**Excerpted passage:**
# Backseat mirror to see baby in rear-facing seat?



## DrBrockBaca (Jan 17, 2011)

We are expecting our first baby very soon and just installed the rear-facing infant seat in my SUV. I want to get one of the mirrors that mounts on the other seat's headrest so that I can see the baby in the rearview mirror. However, my husband says the mirror will cause a glare from the sunlight in the baby's eyes. Has anyone else experienced this? This problem is not mentioned in any of the product reviews of the mirrors I've looked at. For example, I am considering this one:

http://reviews.walmart.com/1336/4631123/sunshine-kids-easy-view-back-seat-mirror-reviews/reviews.htm


----------



## love4bob (Apr 30, 2008)

I have a mirror on my RF carseats to 1, see the baby, and 2, allow them to see the DVD screen when they get older.







I've never had an issue with glare from the mirror, but the sun did always shine in the window on her face, so I bought a cling window shade. I would assume that would stop any glare that might happen from the mirror as well.


----------



## leighi123 (Nov 14, 2007)

When you choose one, make sure its very soft/flexible, in a crash it might fly off and hit your baby.


----------



## DrBrockBaca (Jan 17, 2011)

Quote:


> When you choose one, make sure its very soft/flexible, in a crash it might fly off and hit your baby.


I am a little concerned about that as well, but supposedly the ones I'm looking at are crash-tested and won't hurt the baby. In the event of an accident, I'm sure it's better to have as little in the car as possible, but I just don't know if I can drive around with the baby in the backseat and not be able to check on him/her from my rearview mirror. At least it will be mounted on the other side of the car and just angled towards the baby, so I think there is a lot less chance of it hitting the baby than if it were mounted on the same side.

**Data provided:**
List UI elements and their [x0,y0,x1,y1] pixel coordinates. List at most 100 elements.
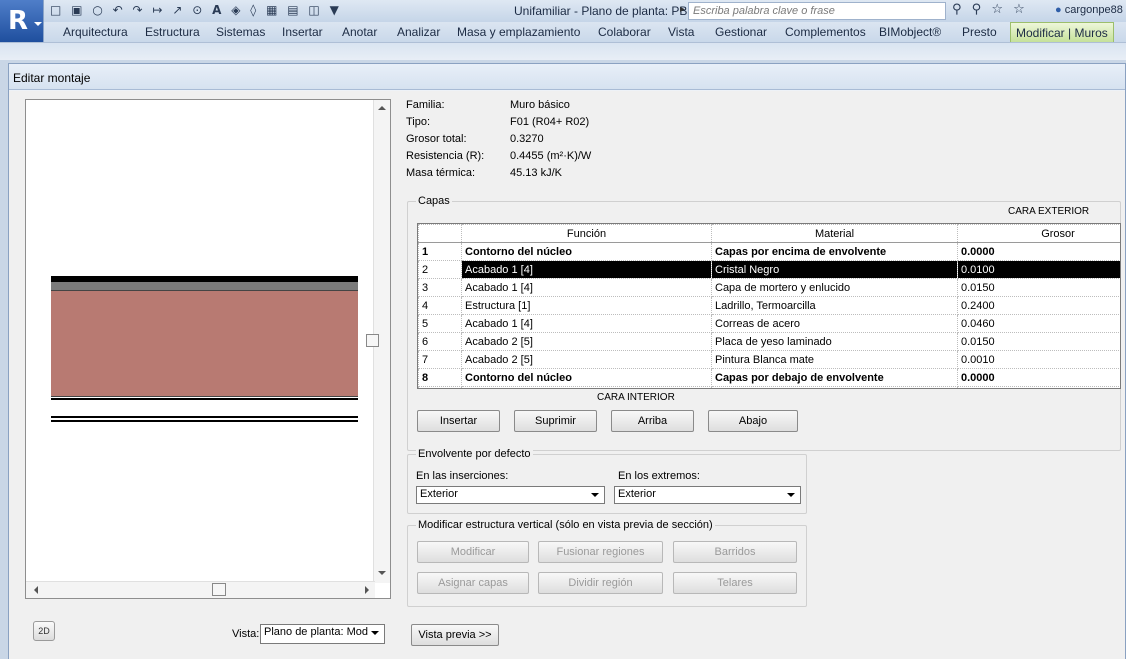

**Work to complete:** Update the backseat mirror thread from "We are expecting" to "(Apr 30, 2008)", changing "SUV" to "minivan". Nothing in the material is needed here.

**Response for this exercise:**
We are expecting our first baby very soon and just installed the rear-facing infant seat in my minivan. I want to get one of the mirrors that mounts on the other seat's headrest so that I can see the baby in the rearview mirror. However, my husband says the mirror will cause a glare from the sunlight in the baby's eyes. Has anyone else experienced this? This problem is not mentioned in any of the product reviews of the mirrors I've looked at. For example, I am considering this one:

http://reviews.walmart.com/1336/4631123/sunshine-kids-easy-view-back-seat-mirror-reviews/reviews.htm


----------



## love4bob (Apr 30, 2008)